■ Text shown:

Artist pulls out of Faneuil Hall slave memorial project after NAACP announces opposition
Local artist Steve Locke announced Tuesday that he’s canceling a planned memorial to the slave auctions that took place outside Boston’s Faneuil Hall in the face of opposition from the city’s chapter of the NAACP.
The proposed memorial has also been criticized by those who would prefer that the name of Faneuil Hall, whose namesake Peter Faneuil was a slave trader, be changed.
However, on Tuesday, Locke wrote on a fund-raising page that the project would not be going forward.
“This stance by the Boston Branch of the NAACP puts [Walsh] in an untenable position as he cannot discount their opposition,” Locke wrote on his Kickstarter page, which had already raised more than $45,000 for the memorial. “Placing his support in jeopardy destabilizes the entire project, and without the support of the mayor’s office, the project will not have access to the site in front of Faneuil Hall.”

[Layout records]
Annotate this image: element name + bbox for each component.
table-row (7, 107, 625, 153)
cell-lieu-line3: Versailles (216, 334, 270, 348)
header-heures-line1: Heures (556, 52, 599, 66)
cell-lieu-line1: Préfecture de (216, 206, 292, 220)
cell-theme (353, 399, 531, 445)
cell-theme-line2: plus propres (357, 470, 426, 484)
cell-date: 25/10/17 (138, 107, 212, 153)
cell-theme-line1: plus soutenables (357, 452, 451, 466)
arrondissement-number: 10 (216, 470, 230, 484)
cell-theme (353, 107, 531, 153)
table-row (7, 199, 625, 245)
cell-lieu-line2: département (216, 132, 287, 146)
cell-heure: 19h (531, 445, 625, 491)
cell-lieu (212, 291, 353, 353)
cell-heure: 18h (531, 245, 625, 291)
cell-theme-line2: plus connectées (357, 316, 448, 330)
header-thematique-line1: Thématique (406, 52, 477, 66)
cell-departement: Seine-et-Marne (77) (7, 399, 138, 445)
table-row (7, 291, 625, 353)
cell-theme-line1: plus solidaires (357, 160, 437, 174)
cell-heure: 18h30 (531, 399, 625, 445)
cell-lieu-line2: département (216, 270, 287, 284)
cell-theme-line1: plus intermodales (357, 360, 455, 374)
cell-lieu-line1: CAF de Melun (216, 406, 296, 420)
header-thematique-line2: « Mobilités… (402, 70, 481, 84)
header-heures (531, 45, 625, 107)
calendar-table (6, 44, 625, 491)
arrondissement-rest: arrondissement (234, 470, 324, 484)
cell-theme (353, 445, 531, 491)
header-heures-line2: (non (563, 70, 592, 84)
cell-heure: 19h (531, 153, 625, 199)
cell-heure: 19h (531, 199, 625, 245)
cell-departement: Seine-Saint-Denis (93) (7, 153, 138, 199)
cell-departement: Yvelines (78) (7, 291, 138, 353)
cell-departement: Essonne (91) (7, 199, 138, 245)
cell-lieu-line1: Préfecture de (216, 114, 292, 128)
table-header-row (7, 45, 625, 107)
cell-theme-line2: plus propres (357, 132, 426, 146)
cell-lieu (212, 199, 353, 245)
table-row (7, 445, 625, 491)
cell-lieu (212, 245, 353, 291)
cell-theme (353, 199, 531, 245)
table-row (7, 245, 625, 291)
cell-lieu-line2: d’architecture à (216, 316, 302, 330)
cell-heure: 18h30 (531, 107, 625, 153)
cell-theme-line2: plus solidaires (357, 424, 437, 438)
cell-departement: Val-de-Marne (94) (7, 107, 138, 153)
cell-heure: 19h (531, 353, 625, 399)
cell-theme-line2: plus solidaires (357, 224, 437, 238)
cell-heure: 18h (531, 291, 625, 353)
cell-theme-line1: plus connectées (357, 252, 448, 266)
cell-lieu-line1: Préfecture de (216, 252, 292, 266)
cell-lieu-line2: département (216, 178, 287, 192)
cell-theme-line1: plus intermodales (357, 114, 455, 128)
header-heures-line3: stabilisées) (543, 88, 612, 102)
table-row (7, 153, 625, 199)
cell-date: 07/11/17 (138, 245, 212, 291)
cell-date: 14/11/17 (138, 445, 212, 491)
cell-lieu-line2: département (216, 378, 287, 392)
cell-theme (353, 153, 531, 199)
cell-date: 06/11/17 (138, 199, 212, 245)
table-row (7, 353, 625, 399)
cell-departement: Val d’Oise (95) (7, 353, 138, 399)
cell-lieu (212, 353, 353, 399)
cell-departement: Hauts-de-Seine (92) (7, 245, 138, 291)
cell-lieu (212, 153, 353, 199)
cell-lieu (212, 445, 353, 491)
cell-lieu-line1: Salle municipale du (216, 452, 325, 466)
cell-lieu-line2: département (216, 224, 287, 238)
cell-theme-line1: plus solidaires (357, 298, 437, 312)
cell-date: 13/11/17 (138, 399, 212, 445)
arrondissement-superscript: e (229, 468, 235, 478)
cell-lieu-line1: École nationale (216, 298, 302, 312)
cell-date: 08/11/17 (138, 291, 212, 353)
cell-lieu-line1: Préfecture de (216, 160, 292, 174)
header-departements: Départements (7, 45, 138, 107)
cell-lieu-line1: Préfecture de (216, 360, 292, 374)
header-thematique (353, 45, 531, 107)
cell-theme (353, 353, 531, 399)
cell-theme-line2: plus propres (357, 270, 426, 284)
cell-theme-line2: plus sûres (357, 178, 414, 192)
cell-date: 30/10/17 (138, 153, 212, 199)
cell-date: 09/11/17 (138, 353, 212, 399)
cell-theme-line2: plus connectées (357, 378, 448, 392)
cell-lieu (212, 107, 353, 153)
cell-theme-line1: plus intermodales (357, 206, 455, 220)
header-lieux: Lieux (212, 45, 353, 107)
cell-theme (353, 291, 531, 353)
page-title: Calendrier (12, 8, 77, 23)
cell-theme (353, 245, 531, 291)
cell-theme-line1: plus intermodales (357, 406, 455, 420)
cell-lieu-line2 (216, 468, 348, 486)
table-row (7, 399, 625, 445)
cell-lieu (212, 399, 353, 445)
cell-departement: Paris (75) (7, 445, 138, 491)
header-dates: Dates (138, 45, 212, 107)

■ Instructions to follow: In the article about the Faneuil Hall memorial, take the passage that opens with the words containing "Artist pulls out" and closes with "trader, be changed.", and write it out again with "memorial" swapped for "monument".

■ Answer to the exercise:
Artist pulls out of Faneuil Hall slave monument project after NAACP announces opposition
Local artist Steve Locke announced Tuesday that he’s canceling a planned monument to the slave auctions that took place outside Boston’s Faneuil Hall in the face of opposition from the city’s chapter of the NAACP.
The proposed monument has also been criticized by those who would prefer that the name of Faneuil Hall, whose namesake Peter Faneuil was a slave trader, be changed.